[Exercise aim] Reproduce each of the lines word for word.

◆ ◆ ◆ ◆

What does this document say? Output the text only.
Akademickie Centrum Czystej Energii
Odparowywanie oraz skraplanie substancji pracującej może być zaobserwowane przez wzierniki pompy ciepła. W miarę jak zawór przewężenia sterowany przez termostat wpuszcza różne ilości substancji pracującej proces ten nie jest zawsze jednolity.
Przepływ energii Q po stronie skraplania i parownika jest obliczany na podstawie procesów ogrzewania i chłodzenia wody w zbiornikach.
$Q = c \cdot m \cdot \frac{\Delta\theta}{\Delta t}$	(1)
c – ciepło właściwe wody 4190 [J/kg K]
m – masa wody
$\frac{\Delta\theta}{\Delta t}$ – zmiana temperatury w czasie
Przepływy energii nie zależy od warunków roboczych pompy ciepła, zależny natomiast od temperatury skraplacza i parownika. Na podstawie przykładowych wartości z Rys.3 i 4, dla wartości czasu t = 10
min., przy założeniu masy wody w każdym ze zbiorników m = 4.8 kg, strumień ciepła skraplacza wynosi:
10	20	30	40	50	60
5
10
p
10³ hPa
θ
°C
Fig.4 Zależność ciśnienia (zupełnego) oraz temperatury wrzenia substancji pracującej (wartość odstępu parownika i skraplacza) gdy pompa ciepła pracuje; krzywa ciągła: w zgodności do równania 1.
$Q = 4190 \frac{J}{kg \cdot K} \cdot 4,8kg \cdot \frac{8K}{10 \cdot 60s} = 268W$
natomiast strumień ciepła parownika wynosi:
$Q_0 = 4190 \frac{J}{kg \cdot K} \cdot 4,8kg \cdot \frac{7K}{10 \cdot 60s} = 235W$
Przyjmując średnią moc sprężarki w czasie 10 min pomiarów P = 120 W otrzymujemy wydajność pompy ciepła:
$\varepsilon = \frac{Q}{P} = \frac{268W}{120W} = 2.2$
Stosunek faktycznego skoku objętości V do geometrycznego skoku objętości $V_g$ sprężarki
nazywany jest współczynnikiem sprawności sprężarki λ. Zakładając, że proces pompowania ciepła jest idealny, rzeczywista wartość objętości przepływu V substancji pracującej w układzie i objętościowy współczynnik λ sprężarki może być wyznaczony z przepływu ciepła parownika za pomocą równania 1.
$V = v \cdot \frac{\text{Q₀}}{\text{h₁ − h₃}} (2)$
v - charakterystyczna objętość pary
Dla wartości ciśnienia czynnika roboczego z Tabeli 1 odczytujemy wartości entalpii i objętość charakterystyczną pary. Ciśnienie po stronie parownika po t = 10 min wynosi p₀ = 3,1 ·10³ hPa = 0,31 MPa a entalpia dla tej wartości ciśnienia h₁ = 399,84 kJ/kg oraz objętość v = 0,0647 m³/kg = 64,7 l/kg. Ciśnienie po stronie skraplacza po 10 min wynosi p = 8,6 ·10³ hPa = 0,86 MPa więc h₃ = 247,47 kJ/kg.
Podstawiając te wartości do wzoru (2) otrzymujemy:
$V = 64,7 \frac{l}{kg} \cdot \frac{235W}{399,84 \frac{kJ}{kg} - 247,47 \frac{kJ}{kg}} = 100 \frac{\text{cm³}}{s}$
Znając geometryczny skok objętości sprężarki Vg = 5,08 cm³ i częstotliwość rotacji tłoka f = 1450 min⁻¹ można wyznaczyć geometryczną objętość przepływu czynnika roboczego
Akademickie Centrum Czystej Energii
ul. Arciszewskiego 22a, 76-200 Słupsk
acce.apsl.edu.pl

◆ ◆ ◆ ◆

[Answer in full]
What does this document say? Output the text only.
Akademickie Centrum Czystej Energii
Odparowywanie oraz skraplanie substancji pracującej może być zaobserwowane przez wzierniki pompy ciepła. W miarę jak zawór przewężenia sterowany przez termostat wpuszcza różne ilości substancji pracującej proces ten nie jest zawsze jednolity.
Przepływ energii Q po stronie skraplania i parownika jest obliczany na podstawie procesów ogrzewania i chłodzenia wody w zbiornikach.
$Q = c \cdot m \cdot \frac{\Delta\theta}{\Delta t}$	(1)
c – ciepło właściwe wody 4190 [J/kg K]
m – masa wody
$\frac{\Delta\theta}{\Delta t}$ – zmiana temperatury w czasie
Przepływy energii nie zależy od warunków roboczych pompy ciepła, zależny natomiast od temperatury skraplacza i parownika. Na podstawie przykładowych wartości z Rys.3 i 4, dla wartości czasu t = 10
min., przy założeniu masy wody w każdym ze zbiorników m = 4.8 kg, strumień ciepła skraplacza wynosi:
10	20	30	40	50	60
5
10
p
10³ hPa
θ
°C
Fig.4 Zależność ciśnienia (zupełnego) oraz temperatury wrzenia substancji pracującej (wartość odstępu parownika i skraplacza) gdy pompa ciepła pracuje; krzywa ciągła: w zgodności do równania 1.
$Q = 4190 \frac{J}{kg \cdot K} \cdot 4,8kg \cdot \frac{8K}{10 \cdot 60s} = 268W$
natomiast strumień ciepła parownika wynosi:
$Q_0 = 4190 \frac{J}{kg \cdot K} \cdot 4,8kg \cdot \frac{7K}{10 \cdot 60s} = 235W$
Przyjmując średnią moc sprężarki w czasie 10 min pomiarów P = 120 W otrzymujemy wydajność pompy ciepła:
$\varepsilon = \frac{Q}{P} = \frac{268W}{120W} = 2.2$
Stosunek faktycznego skoku objętości V do geometrycznego skoku objętości $V_g$ sprężarki
nazywany jest współczynnikiem sprawności sprężarki λ. Zakładając, że proces pompowania ciepła jest idealny, rzeczywista wartość objętości przepływu V substancji pracującej w układzie i objętościowy współczynnik λ sprężarki może być wyznaczony z przepływu ciepła parownika za pomocą równania 1.
$V = v \cdot \frac{\text{Q₀}}{\text{h₁ − h₃}} (2)$
v - charakterystyczna objętość pary
Dla wartości ciśnienia czynnika roboczego z Tabeli 1 odczytujemy wartości entalpii i objętość charakterystyczną pary. Ciśnienie po stronie parownika po t = 10 min wynosi p₀ = 3,1 ·10³ hPa = 0,31 MPa a entalpia dla tej wartości ciśnienia h₁ = 399,84 kJ/kg oraz objętość v = 0,0647 m³/kg = 64,7 l/kg. Ciśnienie po stronie skraplacza po 10 min wynosi p = 8,6 ·10³ hPa = 0,86 MPa więc h₃ = 247,47 kJ/kg.
Podstawiając te wartości do wzoru (2) otrzymujemy:
$V = 64,7 \frac{l}{kg} \cdot \frac{235W}{399,84 \frac{kJ}{kg} - 247,47 \frac{kJ}{kg}} = 100 \frac{\text{cm³}}{s}$
Znając geometryczny skok objętości sprężarki Vg = 5,08 cm³ i częstotliwość rotacji tłoka f = 1450 min⁻¹ można wyznaczyć geometryczną objętość przepływu czynnika roboczego
Akademickie Centrum Czystej Energii
ul. Arciszewskiego 22a, 76-200 Słupsk
acce.apsl.edu.pl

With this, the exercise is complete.